WRITTEN INSTRUCTION =>
Your task is to copy every line of the records below that contains "admissions".

EXERCISE INPUT =>
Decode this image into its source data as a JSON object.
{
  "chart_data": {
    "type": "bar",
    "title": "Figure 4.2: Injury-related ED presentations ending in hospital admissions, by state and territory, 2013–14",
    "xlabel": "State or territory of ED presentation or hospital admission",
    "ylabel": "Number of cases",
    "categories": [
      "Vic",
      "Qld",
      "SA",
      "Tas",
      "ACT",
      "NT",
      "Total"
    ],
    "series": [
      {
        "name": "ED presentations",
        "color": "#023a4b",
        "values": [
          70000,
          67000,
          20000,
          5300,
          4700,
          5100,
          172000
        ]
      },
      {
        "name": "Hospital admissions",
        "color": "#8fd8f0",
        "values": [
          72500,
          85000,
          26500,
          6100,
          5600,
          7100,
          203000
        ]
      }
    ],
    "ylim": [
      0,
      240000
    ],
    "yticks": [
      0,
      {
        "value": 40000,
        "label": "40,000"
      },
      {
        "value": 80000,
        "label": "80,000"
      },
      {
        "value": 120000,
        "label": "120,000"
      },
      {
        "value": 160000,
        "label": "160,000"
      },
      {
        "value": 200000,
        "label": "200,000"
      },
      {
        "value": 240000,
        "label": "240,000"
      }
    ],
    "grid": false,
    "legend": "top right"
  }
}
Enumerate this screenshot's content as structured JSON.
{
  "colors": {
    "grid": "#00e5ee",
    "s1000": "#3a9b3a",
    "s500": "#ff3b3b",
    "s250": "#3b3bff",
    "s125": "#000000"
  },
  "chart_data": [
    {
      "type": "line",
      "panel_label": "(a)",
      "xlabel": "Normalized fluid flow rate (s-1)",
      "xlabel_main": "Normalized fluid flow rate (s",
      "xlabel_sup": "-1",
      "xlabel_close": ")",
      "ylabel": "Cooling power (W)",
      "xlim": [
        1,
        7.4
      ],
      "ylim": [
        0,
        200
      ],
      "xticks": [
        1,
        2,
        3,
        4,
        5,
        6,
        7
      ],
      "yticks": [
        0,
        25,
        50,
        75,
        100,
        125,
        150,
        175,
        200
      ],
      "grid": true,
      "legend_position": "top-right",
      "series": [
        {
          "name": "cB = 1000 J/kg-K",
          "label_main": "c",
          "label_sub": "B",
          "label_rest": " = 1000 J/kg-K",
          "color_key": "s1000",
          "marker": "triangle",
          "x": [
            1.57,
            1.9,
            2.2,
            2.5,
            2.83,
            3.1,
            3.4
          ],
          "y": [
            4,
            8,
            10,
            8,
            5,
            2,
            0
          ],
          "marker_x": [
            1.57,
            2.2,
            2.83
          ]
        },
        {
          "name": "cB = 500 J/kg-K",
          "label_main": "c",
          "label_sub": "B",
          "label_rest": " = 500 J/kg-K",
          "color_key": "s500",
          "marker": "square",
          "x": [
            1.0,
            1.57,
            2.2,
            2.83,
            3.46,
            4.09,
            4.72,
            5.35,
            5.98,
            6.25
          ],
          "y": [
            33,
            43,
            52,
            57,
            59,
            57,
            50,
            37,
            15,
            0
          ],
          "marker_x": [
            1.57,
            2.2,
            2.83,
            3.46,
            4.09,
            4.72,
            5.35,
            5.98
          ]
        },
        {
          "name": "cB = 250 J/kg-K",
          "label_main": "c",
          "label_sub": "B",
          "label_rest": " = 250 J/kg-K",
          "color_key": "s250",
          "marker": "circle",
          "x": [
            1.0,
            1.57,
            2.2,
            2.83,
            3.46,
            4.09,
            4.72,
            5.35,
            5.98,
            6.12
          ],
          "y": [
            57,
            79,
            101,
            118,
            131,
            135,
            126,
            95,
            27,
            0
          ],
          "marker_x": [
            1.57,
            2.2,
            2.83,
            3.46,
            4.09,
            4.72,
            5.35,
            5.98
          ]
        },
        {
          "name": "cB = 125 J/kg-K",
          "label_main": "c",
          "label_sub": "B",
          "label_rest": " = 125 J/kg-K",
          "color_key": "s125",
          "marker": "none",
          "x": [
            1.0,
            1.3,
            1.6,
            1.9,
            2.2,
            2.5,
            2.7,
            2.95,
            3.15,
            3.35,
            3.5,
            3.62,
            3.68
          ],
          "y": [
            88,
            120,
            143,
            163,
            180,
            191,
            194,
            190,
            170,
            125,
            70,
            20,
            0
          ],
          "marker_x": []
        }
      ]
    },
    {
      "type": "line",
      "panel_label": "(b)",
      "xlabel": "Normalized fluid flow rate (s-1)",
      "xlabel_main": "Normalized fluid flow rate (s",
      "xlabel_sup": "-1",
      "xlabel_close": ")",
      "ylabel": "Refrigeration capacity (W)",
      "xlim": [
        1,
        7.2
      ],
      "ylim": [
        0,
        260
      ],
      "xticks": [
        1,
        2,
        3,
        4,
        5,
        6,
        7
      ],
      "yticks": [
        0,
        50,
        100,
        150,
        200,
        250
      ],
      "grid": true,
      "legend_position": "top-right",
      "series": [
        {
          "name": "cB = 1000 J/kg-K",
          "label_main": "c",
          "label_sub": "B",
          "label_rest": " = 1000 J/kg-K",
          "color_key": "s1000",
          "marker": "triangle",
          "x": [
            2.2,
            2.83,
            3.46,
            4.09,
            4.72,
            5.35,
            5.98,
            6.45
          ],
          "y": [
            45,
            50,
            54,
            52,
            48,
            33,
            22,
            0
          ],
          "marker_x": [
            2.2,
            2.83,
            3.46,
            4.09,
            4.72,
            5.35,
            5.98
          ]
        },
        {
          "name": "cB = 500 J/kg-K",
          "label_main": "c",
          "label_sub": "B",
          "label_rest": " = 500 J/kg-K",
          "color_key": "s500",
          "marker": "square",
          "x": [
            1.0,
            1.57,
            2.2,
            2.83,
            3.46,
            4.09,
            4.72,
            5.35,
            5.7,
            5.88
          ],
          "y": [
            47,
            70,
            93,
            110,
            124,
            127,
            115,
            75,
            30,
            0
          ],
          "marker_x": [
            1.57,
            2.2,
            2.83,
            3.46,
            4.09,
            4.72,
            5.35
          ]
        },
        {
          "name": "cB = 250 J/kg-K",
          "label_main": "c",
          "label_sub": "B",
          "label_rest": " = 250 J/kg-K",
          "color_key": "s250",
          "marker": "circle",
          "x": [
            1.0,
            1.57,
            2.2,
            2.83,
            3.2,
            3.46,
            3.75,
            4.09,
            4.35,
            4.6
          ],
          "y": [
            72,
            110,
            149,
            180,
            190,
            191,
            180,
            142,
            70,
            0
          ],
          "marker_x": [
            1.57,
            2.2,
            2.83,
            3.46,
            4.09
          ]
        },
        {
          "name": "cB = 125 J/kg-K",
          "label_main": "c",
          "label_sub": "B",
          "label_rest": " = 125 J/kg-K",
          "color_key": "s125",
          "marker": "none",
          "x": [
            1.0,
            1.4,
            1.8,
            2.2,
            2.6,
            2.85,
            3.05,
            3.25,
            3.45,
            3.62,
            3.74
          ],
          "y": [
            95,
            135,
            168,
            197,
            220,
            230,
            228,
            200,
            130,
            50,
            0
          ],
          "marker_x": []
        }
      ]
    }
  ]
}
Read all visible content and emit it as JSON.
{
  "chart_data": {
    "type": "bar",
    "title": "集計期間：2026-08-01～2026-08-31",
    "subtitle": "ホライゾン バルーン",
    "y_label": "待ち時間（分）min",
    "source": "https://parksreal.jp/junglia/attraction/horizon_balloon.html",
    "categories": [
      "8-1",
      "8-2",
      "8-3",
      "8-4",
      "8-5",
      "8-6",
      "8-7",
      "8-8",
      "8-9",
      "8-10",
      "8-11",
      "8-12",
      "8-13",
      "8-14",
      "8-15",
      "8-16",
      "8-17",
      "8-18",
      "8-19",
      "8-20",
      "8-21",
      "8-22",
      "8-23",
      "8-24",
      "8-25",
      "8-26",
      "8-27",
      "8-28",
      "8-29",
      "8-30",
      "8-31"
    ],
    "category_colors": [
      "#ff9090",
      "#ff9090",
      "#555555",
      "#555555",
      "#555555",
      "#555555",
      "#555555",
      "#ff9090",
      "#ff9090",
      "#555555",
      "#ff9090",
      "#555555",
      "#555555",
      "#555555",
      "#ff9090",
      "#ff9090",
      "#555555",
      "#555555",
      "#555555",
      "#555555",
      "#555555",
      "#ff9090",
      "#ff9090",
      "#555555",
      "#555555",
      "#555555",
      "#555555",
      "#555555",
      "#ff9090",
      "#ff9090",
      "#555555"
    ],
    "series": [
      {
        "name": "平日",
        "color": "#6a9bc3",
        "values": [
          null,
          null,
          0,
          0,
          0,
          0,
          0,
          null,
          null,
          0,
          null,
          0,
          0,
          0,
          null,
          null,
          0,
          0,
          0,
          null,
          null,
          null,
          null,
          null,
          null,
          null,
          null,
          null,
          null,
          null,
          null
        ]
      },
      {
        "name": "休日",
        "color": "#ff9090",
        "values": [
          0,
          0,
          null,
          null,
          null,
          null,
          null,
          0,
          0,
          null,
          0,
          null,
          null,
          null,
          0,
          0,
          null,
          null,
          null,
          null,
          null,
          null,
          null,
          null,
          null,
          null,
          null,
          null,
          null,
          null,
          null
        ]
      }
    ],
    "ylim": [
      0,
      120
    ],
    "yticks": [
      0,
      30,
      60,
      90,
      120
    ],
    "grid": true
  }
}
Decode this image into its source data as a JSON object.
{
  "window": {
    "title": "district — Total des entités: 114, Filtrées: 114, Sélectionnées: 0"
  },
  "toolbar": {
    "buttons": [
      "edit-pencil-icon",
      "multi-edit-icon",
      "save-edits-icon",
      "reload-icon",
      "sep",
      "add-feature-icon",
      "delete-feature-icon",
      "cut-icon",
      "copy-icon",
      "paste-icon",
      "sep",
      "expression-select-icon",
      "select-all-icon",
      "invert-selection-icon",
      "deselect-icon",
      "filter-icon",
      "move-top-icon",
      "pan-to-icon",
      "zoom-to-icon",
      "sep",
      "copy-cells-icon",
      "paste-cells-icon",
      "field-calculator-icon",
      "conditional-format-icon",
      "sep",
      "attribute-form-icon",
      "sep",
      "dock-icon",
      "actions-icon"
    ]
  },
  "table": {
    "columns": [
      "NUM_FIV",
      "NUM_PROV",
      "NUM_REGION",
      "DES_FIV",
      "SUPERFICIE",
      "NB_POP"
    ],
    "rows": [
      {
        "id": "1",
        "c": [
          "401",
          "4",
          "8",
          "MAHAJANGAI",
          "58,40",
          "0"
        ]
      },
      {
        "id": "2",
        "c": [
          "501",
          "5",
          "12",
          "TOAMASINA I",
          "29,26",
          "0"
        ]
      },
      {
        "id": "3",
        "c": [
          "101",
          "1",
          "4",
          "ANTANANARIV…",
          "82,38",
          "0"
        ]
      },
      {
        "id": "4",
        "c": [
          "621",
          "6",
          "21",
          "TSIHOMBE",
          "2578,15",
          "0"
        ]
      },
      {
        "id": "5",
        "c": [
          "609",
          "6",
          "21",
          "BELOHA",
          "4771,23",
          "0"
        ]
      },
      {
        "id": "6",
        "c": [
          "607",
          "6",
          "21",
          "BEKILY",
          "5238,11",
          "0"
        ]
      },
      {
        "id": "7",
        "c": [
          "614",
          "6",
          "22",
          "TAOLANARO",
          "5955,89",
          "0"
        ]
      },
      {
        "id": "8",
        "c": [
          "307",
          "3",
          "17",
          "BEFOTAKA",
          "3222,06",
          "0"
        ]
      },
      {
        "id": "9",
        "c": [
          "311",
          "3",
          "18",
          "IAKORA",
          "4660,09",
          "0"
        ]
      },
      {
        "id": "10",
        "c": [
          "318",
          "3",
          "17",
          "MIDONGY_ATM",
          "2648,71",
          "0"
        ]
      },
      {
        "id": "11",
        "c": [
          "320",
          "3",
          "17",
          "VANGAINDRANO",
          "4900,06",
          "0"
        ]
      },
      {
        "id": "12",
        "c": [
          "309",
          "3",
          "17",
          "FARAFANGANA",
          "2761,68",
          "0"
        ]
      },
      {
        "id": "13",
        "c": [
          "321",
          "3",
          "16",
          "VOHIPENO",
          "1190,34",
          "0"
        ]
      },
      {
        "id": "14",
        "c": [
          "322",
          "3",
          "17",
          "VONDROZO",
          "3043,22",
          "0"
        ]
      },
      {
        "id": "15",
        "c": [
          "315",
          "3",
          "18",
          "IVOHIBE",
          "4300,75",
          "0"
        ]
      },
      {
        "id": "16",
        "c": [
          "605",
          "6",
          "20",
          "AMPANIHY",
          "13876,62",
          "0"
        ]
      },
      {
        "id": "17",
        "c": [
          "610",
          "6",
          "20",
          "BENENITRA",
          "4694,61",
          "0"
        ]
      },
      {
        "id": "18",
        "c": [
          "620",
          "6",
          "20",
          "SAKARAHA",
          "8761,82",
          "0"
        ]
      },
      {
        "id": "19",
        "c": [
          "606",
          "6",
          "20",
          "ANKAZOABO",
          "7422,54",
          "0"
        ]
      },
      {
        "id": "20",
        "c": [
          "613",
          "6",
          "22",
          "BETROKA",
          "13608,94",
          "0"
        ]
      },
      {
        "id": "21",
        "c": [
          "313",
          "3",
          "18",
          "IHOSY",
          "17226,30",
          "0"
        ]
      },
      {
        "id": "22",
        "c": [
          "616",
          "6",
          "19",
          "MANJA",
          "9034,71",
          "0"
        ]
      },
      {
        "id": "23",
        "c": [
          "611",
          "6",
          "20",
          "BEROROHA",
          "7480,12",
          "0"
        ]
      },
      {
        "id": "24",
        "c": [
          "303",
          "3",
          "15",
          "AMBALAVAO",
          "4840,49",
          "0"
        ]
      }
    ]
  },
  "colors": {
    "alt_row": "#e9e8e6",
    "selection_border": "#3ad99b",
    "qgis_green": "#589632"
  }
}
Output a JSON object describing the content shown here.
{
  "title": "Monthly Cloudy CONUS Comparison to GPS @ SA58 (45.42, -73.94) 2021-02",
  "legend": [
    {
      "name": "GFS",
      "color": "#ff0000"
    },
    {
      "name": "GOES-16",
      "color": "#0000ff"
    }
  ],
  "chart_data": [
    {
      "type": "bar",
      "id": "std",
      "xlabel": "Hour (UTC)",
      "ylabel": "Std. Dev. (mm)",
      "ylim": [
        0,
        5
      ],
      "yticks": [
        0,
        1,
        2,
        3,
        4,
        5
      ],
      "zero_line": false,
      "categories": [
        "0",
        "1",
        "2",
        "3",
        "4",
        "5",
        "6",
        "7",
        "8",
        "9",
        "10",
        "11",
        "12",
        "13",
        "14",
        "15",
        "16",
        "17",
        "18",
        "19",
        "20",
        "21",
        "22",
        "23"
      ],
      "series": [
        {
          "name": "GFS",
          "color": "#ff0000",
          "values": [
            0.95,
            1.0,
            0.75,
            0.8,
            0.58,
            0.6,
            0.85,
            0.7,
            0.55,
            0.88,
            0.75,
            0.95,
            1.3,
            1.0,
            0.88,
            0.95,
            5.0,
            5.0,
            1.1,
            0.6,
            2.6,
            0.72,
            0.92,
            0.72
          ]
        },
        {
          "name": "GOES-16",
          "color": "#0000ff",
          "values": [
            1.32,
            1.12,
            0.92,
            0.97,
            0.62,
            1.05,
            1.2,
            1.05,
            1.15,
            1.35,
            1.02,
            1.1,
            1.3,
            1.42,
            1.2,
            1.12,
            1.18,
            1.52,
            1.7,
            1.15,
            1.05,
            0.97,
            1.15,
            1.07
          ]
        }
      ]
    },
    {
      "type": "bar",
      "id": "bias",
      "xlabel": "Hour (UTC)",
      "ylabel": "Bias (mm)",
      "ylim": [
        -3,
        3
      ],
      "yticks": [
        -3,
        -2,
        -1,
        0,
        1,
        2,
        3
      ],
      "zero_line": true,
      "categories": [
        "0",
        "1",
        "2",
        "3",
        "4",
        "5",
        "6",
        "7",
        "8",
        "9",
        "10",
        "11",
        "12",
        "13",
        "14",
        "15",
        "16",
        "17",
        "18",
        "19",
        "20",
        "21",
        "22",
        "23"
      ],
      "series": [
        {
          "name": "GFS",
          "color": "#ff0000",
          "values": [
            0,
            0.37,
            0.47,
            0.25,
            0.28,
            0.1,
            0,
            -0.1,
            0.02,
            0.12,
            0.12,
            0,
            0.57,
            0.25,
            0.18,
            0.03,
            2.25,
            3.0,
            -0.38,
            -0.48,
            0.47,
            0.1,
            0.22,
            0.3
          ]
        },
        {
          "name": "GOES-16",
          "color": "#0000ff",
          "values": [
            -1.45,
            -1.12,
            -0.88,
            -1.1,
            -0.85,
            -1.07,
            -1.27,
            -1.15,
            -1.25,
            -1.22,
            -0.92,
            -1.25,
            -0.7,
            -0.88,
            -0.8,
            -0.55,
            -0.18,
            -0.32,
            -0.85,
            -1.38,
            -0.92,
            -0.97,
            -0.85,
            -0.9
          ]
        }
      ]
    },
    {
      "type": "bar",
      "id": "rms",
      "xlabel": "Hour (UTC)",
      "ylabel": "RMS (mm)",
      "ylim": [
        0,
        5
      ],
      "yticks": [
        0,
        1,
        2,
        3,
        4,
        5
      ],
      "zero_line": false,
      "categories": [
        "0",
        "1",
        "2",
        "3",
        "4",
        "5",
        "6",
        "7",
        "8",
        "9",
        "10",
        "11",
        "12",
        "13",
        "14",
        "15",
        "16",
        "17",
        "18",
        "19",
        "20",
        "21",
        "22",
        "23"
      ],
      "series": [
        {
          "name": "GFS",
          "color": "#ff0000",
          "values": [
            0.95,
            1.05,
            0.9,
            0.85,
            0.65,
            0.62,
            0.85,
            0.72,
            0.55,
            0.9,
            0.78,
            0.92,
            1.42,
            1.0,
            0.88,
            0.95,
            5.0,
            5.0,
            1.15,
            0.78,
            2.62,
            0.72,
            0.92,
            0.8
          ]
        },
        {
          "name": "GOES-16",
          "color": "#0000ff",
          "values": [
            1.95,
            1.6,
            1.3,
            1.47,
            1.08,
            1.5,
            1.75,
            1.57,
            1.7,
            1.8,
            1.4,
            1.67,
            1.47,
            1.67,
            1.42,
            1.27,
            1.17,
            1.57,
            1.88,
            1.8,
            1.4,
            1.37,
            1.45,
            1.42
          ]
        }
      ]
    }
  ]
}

RESULT OF THIS EXERCISE =>
    "title": "Figure 4.2: Injury-related ED presentations ending in hospital admissions, by state and territory, 2013–14",
        "name": "Hospital admissions",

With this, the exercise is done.